> DIRECTION
Go through the data below and gather each line containing "зеленого".

> Stored dataset items

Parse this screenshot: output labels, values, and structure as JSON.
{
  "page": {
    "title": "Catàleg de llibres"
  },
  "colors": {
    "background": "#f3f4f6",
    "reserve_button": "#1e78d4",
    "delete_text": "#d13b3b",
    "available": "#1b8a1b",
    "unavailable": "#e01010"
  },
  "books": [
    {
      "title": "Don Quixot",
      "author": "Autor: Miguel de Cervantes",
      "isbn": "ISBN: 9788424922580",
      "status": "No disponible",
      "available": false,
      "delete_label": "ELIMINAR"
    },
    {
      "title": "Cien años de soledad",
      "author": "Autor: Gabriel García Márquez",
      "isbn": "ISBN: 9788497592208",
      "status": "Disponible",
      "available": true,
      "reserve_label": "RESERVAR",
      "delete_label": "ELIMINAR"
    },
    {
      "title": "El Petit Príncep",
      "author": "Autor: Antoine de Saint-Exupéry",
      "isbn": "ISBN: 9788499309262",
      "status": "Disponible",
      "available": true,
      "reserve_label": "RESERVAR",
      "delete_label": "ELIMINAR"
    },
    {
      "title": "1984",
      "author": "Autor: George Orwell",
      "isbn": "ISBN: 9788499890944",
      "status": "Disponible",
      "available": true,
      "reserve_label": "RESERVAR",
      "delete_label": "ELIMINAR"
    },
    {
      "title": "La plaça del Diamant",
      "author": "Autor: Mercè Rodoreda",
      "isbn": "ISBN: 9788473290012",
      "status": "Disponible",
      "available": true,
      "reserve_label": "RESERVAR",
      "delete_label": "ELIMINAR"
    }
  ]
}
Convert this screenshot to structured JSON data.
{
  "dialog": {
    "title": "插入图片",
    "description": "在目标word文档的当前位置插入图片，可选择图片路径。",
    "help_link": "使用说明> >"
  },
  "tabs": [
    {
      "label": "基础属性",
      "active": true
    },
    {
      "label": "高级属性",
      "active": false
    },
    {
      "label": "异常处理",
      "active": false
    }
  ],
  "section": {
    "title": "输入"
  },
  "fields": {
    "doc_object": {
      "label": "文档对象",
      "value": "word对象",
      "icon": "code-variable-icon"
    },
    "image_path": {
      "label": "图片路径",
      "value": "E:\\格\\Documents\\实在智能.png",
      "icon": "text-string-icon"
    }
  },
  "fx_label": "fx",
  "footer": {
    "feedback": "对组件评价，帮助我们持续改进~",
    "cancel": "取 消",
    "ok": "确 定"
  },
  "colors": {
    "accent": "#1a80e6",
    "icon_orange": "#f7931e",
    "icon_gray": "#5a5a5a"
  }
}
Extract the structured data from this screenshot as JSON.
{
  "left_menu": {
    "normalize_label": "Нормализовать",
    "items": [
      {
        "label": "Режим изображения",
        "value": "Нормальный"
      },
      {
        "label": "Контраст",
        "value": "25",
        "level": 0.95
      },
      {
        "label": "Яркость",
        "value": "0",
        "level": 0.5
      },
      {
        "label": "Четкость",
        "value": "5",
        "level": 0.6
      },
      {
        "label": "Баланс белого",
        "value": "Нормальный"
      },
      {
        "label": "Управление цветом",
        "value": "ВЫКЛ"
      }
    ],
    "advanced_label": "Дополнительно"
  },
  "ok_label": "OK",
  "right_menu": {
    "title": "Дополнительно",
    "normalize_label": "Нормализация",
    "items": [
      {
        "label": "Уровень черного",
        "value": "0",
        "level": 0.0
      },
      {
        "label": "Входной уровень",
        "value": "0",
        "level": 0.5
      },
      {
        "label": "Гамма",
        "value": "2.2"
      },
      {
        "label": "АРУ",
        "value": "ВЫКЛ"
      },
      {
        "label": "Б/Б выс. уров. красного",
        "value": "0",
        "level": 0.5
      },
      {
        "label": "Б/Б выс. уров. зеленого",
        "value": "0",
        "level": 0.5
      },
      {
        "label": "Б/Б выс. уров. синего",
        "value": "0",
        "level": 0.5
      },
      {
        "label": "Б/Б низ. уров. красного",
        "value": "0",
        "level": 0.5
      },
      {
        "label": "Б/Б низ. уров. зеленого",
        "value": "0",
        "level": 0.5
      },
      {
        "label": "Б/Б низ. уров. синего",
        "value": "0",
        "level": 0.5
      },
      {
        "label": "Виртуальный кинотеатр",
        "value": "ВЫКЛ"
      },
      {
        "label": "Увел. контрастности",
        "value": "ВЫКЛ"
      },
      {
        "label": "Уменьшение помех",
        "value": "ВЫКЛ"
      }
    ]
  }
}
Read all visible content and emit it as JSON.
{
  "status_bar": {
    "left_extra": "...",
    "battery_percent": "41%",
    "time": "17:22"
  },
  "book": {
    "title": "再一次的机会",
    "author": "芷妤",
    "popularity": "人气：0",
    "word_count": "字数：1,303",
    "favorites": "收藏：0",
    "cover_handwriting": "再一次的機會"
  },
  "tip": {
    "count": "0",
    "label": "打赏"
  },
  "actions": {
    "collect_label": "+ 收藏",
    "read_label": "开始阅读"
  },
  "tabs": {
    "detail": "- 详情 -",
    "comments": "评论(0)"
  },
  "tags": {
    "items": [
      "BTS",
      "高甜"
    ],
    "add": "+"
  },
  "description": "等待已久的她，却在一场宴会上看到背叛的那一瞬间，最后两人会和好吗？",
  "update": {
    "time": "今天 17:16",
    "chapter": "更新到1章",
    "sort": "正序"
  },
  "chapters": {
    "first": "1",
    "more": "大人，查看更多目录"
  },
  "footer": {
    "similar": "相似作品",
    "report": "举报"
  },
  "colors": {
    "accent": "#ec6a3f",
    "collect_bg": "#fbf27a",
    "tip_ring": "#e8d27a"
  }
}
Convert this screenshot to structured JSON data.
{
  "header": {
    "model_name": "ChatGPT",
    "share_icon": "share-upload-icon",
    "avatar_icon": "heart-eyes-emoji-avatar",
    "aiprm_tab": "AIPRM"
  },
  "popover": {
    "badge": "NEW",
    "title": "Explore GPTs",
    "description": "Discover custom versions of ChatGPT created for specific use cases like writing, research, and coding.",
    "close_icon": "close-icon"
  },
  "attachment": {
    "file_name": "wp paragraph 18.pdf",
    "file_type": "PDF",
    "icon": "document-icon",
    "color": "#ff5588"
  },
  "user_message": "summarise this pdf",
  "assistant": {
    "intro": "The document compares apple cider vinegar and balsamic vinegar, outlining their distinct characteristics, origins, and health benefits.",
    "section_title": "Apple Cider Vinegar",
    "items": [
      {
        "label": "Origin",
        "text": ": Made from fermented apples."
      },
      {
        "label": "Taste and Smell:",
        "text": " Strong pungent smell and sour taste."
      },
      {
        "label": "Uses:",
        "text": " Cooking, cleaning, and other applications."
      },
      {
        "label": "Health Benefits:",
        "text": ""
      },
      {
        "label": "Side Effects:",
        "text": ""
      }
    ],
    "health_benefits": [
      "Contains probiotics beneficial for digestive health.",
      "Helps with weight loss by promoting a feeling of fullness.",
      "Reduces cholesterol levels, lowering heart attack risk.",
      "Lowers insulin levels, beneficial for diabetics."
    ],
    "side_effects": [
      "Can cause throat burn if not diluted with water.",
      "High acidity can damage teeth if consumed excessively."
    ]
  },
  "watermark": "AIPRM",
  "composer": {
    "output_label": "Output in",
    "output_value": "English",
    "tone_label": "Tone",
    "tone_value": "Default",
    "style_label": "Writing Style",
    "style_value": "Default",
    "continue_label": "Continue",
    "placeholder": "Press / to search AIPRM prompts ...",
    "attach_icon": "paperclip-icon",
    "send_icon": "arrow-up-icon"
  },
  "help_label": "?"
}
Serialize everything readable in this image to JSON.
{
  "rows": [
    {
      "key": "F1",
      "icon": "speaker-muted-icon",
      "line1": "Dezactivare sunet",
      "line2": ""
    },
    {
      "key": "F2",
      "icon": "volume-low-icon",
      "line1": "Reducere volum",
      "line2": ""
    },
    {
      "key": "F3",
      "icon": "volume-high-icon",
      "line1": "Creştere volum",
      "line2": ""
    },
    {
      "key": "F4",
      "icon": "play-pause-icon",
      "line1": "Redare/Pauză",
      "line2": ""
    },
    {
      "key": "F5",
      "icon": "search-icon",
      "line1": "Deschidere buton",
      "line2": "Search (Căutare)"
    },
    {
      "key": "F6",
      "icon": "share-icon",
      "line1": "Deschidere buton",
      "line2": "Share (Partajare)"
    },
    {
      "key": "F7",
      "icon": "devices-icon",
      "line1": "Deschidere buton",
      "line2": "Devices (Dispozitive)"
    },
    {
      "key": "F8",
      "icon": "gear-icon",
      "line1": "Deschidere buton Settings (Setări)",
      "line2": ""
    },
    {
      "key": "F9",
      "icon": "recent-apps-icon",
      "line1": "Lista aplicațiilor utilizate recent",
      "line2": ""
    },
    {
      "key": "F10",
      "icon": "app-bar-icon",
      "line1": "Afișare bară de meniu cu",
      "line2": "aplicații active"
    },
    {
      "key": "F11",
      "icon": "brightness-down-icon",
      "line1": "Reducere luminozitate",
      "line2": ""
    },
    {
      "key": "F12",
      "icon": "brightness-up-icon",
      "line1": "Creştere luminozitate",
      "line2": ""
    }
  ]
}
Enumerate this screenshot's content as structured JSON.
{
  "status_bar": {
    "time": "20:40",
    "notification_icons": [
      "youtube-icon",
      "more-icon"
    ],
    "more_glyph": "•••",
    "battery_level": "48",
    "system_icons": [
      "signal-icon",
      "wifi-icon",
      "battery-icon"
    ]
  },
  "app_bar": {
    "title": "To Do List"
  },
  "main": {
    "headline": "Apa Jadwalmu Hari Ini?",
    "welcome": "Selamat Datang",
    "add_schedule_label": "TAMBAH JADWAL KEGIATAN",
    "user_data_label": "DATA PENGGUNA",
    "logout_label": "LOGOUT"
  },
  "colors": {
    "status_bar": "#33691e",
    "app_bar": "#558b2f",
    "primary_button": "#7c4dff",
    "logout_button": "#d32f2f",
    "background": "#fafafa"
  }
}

> OUTPUT FOR THIS EXERCISE
        "label": "Б/Б выс. уров. зеленого",
        "label": "Б/Б низ. уров. зеленого",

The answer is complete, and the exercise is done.